(Dataset rows about figures)
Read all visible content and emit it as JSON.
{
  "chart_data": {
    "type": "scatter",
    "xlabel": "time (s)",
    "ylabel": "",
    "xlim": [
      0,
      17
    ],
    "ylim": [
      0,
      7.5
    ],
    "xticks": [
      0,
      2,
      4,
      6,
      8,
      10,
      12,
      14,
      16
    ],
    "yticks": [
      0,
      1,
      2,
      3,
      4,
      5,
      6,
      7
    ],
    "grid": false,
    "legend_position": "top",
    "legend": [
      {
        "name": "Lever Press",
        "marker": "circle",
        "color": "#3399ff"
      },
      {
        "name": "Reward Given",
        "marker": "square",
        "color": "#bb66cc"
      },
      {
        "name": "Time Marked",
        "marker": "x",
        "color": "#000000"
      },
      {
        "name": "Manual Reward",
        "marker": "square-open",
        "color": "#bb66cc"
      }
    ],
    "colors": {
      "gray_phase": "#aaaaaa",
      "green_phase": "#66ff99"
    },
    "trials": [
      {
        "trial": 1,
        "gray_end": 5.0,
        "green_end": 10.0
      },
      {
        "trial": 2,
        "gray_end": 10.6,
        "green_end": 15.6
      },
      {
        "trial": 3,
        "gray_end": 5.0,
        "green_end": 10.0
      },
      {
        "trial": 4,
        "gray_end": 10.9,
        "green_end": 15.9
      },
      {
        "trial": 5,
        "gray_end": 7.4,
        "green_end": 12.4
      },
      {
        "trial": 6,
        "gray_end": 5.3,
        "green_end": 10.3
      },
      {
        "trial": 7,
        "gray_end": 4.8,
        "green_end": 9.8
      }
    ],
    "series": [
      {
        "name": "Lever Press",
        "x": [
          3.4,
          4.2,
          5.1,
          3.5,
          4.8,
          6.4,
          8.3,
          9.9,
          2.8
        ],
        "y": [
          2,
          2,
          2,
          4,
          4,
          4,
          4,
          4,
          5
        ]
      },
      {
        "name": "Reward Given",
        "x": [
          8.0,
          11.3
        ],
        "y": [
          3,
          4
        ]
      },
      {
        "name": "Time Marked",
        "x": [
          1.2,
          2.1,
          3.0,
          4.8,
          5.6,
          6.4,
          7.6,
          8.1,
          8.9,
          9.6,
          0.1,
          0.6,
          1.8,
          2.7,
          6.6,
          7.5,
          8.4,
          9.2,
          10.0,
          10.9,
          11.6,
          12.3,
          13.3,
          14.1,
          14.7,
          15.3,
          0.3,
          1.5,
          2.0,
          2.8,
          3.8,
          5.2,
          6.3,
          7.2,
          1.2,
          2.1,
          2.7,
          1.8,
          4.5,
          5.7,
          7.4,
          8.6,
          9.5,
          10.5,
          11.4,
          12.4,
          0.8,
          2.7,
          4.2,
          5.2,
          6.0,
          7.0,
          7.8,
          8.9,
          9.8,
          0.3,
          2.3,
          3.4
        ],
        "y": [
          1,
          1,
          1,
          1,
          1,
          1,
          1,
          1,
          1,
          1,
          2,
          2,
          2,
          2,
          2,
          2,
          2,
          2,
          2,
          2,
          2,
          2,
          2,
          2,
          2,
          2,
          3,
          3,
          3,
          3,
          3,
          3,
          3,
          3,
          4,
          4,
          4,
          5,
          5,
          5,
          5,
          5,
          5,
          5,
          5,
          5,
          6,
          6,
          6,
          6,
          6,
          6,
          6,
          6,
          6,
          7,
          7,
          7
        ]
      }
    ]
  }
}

Exercise description: Search the lines for "marker". Copy each line that has it.

Exercise output:
        "marker": "circle",
        "marker": "square",
        "marker": "x",
        "marker": "square-open",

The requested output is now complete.